═══ Data shown

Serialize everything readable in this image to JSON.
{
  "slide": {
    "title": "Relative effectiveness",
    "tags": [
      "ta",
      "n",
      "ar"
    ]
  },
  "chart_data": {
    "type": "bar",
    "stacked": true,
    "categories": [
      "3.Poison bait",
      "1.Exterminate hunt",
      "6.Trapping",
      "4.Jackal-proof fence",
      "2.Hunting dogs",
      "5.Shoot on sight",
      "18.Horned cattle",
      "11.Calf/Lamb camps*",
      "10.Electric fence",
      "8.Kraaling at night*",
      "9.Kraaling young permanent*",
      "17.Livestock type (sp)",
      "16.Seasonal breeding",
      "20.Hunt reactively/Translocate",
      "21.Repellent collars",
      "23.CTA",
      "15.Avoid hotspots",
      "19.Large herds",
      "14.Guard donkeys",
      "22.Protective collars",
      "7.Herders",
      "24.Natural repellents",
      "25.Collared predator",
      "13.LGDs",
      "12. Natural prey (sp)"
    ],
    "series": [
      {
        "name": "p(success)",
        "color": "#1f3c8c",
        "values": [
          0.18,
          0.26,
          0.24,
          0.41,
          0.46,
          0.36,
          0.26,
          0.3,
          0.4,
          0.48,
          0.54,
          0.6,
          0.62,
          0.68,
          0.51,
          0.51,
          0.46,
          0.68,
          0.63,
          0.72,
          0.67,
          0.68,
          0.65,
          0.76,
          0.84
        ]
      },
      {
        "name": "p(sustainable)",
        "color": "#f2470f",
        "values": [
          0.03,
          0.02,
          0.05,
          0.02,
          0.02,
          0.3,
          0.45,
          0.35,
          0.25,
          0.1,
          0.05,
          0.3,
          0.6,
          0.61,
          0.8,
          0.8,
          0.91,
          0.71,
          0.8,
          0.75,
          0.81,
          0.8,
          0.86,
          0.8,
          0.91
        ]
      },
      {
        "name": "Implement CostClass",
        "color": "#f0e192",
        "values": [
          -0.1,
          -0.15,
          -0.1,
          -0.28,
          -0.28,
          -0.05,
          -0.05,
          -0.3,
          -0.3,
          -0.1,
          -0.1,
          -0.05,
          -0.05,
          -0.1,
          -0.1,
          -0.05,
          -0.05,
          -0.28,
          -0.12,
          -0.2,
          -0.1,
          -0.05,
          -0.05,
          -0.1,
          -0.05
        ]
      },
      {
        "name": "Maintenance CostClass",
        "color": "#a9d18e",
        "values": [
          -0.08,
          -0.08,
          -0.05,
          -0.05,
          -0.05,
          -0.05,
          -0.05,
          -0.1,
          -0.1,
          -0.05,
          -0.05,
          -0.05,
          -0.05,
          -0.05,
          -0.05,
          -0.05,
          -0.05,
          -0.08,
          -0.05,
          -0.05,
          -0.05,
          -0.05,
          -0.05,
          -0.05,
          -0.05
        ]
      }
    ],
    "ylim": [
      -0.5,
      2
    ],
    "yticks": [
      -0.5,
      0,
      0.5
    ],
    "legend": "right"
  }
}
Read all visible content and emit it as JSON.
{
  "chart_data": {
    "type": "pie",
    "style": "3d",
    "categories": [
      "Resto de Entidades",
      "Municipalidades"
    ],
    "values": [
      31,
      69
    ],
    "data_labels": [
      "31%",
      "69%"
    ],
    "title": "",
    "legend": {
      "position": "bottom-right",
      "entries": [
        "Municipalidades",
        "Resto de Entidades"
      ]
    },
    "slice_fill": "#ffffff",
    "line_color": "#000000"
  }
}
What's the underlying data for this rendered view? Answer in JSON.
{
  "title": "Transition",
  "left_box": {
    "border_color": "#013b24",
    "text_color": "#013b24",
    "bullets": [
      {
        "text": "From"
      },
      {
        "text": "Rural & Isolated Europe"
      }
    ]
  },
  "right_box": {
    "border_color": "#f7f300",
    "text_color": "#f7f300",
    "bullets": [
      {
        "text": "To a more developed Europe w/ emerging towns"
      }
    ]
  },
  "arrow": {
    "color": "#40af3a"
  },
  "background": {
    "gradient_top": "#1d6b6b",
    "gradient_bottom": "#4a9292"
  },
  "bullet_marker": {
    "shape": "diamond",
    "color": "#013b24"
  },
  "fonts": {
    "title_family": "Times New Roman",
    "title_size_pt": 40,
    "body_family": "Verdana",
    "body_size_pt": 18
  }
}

══════

### Problem statement
In the listing above, how many lines hold the word "this"? Give the number and nothing more.

### Full response
2